> _Text_
====
Klares Erkennungszeichen "andersrum":

Wenn die Rute einen Triggergriff hat, ist sie für Multi/BC ausgelegt und per Statio quasi nicht sinnvoll bedienbar (schon allein aufgrund der Griffform).


----------



## Lajos1 (1. Dezember 2018)

Hallo,

den Ausführungen von Pirsch Hirsch ist eigentlich nichts hinzuzufügen.
Ich würde auch dringend raten, erstmal eine Multi-Combo Probezuwerfen, da merkt man dann schon, ob das was für einen ist. Erspart möglicherweise unnütze Ausgaben und Frust.

Petri Heil

Lajos


----------



## DaBoom (14. Dezember 2018)

Ich habs endlich geschafft mal wieder in den Angelladen zu gehen. Zwischendurch hatte ich mir mal zwei Ruten Online bestellt und zwar 1x Daiwa exceller und 1x Balzer Diabolo irgendwas.
Beide nicht schlecht wobei man schon einen deutlichen Unterschied gemerkt hat. Waren halt auch ein paar Euro unterschied. Hab dann beide Ruten zurück geschickt und war jetzt beim Händler. Natürlich konnte ich mich NICHT zurück halten.
====
(Einträge zu beschrifteten Bereichen)
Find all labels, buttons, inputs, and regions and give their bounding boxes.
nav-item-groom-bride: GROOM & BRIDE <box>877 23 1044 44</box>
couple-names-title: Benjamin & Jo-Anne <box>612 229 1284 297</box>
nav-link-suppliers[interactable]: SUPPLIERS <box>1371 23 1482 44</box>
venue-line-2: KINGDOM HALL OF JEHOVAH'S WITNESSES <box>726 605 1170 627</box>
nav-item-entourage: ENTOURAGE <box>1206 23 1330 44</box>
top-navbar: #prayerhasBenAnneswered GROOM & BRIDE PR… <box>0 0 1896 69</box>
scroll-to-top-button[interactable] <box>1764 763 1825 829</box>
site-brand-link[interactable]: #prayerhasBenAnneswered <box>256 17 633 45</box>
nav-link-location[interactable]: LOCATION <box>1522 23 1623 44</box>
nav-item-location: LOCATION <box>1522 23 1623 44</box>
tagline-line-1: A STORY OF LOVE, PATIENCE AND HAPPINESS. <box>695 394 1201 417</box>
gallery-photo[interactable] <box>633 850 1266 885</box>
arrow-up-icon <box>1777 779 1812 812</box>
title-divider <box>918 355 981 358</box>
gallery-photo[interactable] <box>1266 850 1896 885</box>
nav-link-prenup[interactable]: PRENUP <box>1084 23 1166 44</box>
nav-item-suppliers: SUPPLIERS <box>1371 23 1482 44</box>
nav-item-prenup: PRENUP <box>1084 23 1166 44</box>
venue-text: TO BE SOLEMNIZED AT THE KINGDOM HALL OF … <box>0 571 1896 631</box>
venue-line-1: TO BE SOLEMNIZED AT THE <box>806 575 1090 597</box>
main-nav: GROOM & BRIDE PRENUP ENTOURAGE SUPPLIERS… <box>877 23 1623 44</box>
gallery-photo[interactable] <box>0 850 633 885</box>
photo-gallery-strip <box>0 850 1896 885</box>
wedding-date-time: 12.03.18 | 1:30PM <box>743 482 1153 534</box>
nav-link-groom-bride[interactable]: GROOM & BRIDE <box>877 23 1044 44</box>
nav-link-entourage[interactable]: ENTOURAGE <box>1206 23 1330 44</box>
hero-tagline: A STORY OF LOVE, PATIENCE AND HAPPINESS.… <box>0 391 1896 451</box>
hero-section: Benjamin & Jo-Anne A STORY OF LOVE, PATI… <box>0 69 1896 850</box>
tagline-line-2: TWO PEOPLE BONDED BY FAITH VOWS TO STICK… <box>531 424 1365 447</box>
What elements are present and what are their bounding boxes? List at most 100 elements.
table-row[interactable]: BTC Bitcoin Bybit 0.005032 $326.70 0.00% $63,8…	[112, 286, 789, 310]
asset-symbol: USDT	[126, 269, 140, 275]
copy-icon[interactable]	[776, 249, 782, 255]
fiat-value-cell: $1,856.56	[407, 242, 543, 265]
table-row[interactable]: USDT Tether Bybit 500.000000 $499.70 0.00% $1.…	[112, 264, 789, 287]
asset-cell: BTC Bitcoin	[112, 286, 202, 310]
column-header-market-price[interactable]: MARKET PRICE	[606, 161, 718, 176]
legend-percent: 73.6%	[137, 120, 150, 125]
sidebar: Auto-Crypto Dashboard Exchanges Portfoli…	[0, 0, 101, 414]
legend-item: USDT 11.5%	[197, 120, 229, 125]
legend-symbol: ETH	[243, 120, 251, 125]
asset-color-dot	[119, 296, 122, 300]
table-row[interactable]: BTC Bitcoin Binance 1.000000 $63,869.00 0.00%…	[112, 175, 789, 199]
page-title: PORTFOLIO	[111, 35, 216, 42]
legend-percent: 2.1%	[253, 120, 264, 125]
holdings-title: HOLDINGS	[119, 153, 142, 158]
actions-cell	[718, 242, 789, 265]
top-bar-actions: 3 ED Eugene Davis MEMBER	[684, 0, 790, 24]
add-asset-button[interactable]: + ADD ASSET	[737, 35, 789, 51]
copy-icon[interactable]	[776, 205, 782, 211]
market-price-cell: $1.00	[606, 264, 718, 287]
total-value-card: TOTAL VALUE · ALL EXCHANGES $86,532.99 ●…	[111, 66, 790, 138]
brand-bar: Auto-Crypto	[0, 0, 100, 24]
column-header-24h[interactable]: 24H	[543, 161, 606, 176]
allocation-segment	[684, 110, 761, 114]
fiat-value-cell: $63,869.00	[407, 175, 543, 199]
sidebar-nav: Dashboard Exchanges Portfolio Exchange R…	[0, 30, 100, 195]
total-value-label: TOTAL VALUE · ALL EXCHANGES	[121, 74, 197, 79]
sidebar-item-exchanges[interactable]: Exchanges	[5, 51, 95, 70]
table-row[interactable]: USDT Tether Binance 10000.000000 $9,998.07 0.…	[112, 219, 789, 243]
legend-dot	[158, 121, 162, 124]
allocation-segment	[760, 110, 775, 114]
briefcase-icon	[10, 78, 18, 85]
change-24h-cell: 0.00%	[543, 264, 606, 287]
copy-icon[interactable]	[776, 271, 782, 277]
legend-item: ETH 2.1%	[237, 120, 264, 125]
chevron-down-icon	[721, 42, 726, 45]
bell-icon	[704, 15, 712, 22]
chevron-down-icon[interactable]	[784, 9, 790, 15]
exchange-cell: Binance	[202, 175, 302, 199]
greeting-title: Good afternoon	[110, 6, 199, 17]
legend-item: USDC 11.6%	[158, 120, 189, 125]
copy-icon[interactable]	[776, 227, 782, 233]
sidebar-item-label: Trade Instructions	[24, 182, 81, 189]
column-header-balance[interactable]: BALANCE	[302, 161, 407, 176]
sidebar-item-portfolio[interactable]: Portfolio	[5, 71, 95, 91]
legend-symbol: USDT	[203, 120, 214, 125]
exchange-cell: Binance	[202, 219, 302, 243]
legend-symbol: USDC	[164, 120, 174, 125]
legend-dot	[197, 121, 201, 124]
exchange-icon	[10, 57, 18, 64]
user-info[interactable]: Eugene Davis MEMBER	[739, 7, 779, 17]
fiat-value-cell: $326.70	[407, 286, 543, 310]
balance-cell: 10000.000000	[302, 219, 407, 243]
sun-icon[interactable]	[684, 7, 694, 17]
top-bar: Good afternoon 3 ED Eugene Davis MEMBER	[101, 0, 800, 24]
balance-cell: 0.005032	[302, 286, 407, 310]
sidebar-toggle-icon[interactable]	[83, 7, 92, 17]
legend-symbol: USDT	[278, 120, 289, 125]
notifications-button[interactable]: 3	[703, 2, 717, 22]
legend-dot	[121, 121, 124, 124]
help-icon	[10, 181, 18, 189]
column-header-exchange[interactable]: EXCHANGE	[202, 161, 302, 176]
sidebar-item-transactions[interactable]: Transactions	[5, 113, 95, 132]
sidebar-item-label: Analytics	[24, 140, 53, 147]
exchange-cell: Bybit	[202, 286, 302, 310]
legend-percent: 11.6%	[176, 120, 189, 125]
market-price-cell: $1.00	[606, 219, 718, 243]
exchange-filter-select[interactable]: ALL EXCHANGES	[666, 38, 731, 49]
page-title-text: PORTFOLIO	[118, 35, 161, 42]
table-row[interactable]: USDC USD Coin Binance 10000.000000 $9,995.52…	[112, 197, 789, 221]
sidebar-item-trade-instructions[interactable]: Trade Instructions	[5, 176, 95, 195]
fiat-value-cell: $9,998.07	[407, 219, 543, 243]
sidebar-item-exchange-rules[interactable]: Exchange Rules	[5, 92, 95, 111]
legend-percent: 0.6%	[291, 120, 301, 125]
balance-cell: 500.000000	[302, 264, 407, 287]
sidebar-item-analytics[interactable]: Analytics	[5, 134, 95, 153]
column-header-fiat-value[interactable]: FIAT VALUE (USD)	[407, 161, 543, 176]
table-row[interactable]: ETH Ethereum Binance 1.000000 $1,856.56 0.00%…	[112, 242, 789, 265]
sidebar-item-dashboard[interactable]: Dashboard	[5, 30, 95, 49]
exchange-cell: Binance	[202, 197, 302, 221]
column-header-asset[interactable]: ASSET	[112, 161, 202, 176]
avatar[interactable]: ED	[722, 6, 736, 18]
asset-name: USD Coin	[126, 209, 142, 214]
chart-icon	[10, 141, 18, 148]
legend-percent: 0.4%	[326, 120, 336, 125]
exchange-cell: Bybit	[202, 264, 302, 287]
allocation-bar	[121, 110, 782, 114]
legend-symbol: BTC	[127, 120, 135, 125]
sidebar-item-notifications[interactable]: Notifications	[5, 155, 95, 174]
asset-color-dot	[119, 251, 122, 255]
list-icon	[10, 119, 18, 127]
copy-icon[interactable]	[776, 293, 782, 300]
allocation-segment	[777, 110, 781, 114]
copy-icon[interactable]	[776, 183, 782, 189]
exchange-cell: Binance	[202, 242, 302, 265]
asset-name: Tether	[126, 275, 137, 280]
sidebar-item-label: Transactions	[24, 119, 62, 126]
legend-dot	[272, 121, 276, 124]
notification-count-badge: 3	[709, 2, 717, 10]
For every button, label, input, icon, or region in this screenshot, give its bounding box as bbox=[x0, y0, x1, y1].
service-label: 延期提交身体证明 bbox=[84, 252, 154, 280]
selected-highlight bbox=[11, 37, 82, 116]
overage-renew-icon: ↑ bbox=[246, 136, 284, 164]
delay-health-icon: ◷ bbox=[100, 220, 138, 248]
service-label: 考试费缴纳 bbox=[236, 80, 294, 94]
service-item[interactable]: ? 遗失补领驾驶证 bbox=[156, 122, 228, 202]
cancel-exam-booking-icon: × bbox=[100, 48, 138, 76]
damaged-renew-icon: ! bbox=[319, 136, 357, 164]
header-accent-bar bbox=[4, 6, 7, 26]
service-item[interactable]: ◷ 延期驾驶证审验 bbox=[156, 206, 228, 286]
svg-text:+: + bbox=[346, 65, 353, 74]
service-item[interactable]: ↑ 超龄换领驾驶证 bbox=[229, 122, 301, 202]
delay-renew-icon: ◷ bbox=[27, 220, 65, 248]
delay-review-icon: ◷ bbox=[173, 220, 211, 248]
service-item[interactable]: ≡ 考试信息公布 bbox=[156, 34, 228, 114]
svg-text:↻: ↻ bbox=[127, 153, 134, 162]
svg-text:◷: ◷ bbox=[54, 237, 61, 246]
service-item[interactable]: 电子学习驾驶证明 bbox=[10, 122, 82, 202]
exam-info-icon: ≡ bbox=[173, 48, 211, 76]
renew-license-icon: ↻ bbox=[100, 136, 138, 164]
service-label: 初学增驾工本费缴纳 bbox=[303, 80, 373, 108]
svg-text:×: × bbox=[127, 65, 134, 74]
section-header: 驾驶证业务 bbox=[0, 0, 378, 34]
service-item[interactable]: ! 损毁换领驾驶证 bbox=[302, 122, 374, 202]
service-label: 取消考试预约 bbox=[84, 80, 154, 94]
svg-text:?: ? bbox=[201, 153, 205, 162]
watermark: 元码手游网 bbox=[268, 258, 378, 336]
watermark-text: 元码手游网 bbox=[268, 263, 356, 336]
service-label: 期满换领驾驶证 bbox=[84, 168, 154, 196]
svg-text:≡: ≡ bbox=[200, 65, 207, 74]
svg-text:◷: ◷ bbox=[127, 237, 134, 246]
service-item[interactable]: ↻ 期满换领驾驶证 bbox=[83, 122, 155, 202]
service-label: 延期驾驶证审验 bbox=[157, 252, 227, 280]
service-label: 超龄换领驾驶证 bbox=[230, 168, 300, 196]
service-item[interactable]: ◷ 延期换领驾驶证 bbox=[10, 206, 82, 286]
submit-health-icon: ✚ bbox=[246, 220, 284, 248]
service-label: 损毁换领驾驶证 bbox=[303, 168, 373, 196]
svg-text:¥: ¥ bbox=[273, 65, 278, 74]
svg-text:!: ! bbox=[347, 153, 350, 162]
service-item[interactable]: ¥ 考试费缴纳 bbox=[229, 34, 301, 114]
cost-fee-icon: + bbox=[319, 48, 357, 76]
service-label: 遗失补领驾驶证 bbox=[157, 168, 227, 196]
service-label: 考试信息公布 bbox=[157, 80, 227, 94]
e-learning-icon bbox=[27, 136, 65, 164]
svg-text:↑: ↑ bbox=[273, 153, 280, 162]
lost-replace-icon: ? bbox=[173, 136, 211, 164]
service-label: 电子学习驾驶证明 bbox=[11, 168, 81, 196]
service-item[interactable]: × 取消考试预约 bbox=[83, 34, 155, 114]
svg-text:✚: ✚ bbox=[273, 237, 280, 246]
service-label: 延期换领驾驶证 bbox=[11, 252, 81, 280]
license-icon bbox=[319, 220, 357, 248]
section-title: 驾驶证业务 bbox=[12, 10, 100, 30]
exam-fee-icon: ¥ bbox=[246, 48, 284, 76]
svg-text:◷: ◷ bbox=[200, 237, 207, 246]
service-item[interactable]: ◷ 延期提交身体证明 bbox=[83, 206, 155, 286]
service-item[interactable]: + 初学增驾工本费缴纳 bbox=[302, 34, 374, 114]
====
> _Zu erledigen_
1 - Gib den Text über Angelruten wieder, beginnend bei „Wenn die Rute“ und endend bei „Ausgaben und Frust.“. Ersetze darin „Frust“ durch „Ärger“.
2 - Welche zwei Ruten hatte DaBoom laut dem Text über Angelruten online bestellt?
3 - Schreib den Text über Angelruten bitte nach seinem letzten Satz weiter.

> _Lösungen zur Übung_
1 -
Wenn die Rute einen Triggergriff hat, ist sie für Multi/BC ausgelegt und per Statio quasi nicht sinnvoll bedienbar (schon allein aufgrund der Griffform).


----------



## Lajos1 (1. Dezember 2018)

Hallo,

den Ausführungen von Pirsch Hirsch ist eigentlich nichts hinzuzufügen.
Ich würde auch dringend raten, erstmal eine Multi-Combo Probezuwerfen, da merkt man dann schon, ob das was für einen ist. Erspart möglicherweise unnütze Ausgaben und Ärger.

2 - Eine Daiwa exceller und eine Balzer Diabolo.

3 -
Geworden ist es jetzt eine Daiwa Prorex mit 40-90gr und eine Penn Spinnfisher Sv 4500. Auch hier (Achtung Werbung) kann ich mich wieder nicht über den Angelshop Gerlach beschweren, die Rute hat er mir 5€ billiger gemacht und war günstiger als Askari und die Penn hat auch das gleiche gekostet wie beim Versender (Werbung aus).

Interessant fand ich das er immer mal wieder gesagt hat mit der würde ich 60gr durchziehen oder mit der eher nicht.
Ist wahrscheinlich oder eher hoffentlich ein Erfahrungswert.


----------



## Taxidermist (14. Dezember 2018)

DaBoom schrieb:


> eworden ist es jetzt eine Daiwa Prorex mit 40-90gr und eine Penn Spinnfisher Sv 4500. Auch hier (Achtung Werbung) kann ich mich wieder nicht über den Angelshop Gerlach beschweren, die Rute hat er mir 5€ billiger gemacht und war günstiger als Askari und die Penn hat auch das gleiche gekostet wie beim Versender (Werbung aus).



Äh, du meinst bestimmt Gerlinger?

Glückwunsch zur neuen Kombi, dass passt auch zusammen.
Ich habe selbst 2 Penn Spinfisher V, aber größere (5500/8500), mit entsprechend langsamer Übersetzung.
Das einzige was mich bisher vom Kauf der kleineren Modelle abgehalten hat, die sind mir zu hoch übersetzt?
Diese sind wohl eher für High Speed Salzwasserfische gedacht, als für unsere doch recht lahmen Süßwasserräuber.
Also darauf achten, immer schön langsam Kurbeln, damit du die Spinnköder nicht zu sehr durchs Wasser jagst!
Und noch ein Tipp, die Spule beim Befüllen nicht zu voll machen, nur bis an den Rand der Abwurfkante, da wo die Krümmung anfängt.
Alles mehr an Schnur, also bei einer übervollen Spule, wirst du dann spätestens beim ersten Fischen wieder runter machen müssen.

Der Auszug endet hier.